■ Aim of the exercise
Give the number of lines below that contain the word "подотчетных", and nothing else.

Records from a collection
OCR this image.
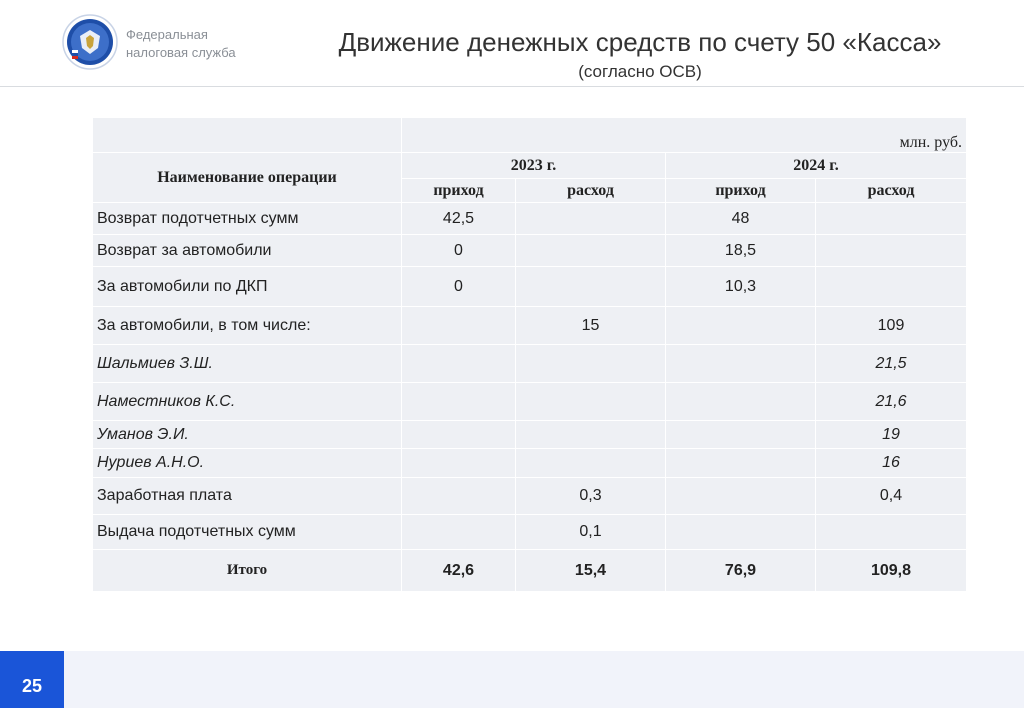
Федеральная
налоговая служба	Движение денежных средств по счету 50 «Касса»
(согласно ОСВ)
	млн. руб.			
Наименование операции	2023 г.		2024 г.	
	приход	расход	приход	расход
Возврат подотчетных сумм	42,5		48	
Возврат за автомобили	0		18,5	
За автомобили по ДКП	0		10,3	
За автомобили, в том числе:		15		109
Шальмиев З.Ш.				21,5
Наместников К.С.				21,6
Уманов Э.И.				19
Нуриев А.Н.О.				16
Заработная плата		0,3		0,4
Выдача подотчетных сумм		0,1		
Итого	42,6	15,4	76,9	109,8
25
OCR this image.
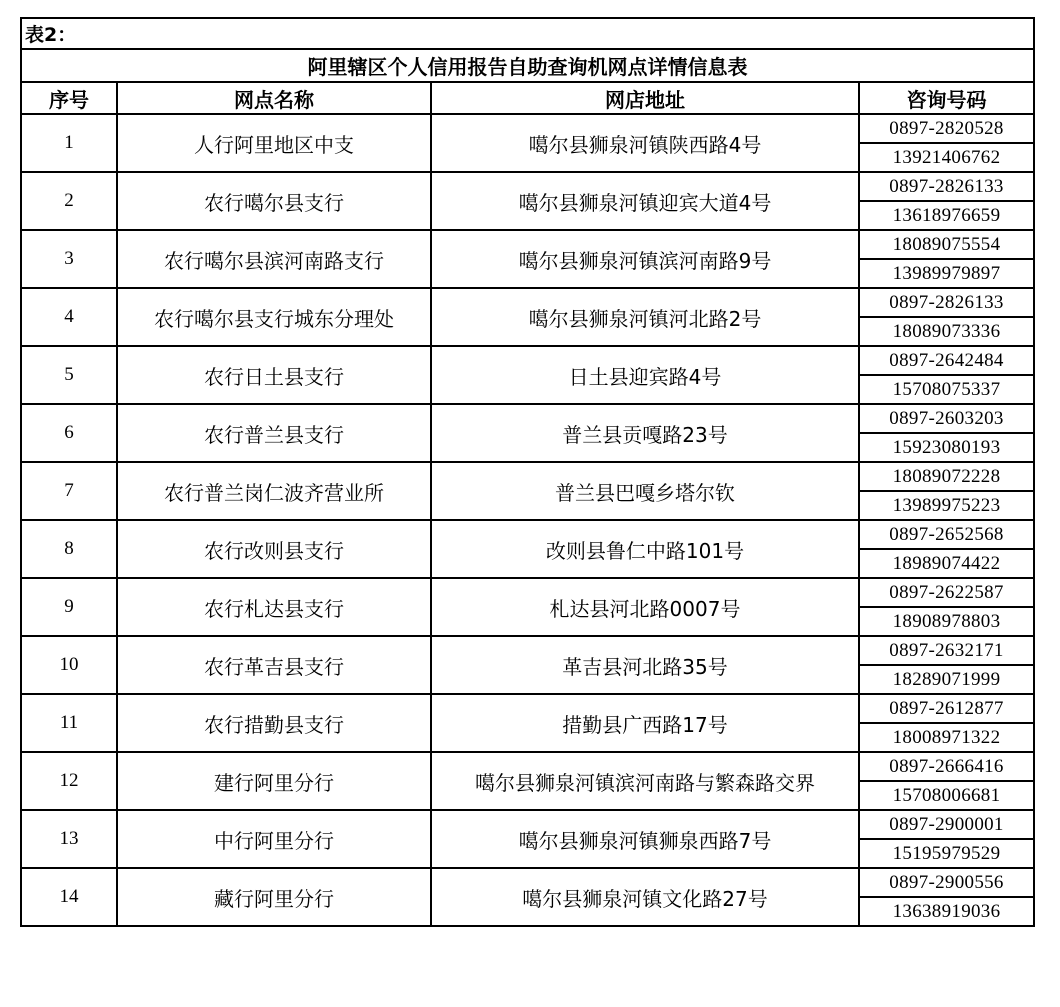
表2：			
阿里辖区个人信用报告自助查询机网点详情信息表			
序号	网点名称	网店地址	咨询号码
1	人行阿里地区中支	噶尔县狮泉河镇陕西路4号	0897-2820528
			13921406762
2	农行噶尔县支行	噶尔县狮泉河镇迎宾大道4号	0897-2826133
			13618976659
3	农行噶尔县滨河南路支行	噶尔县狮泉河镇滨河南路9号	18089075554
			13989979897
4	农行噶尔县支行城东分理处	噶尔县狮泉河镇河北路2号	0897-2826133
			18089073336
5	农行日土县支行	日土县迎宾路4号	0897-2642484
			15708075337
6	农行普兰县支行	普兰县贡嘎路23号	0897-2603203
			15923080193
7	农行普兰岗仁波齐营业所	普兰县巴嘎乡塔尔钦	18089072228
			13989975223
8	农行改则县支行	改则县鲁仁中路101号	0897-2652568
			18989074422
9	农行札达县支行	札达县河北路0007号	0897-2622587
			18908978803
10	农行革吉县支行	革吉县河北路35号	0897-2632171
			18289071999
11	农行措勤县支行	措勤县广西路17号	0897-2612877
			18008971322
12	建行阿里分行	噶尔县狮泉河镇滨河南路与繁森路交界	0897-2666416
			15708006681
13	中行阿里分行	噶尔县狮泉河镇狮泉西路7号	0897-2900001
			15195979529
14	藏行阿里分行	噶尔县狮泉河镇文化路27号	0897-2900556
			13638919036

■ Output for this exercise
2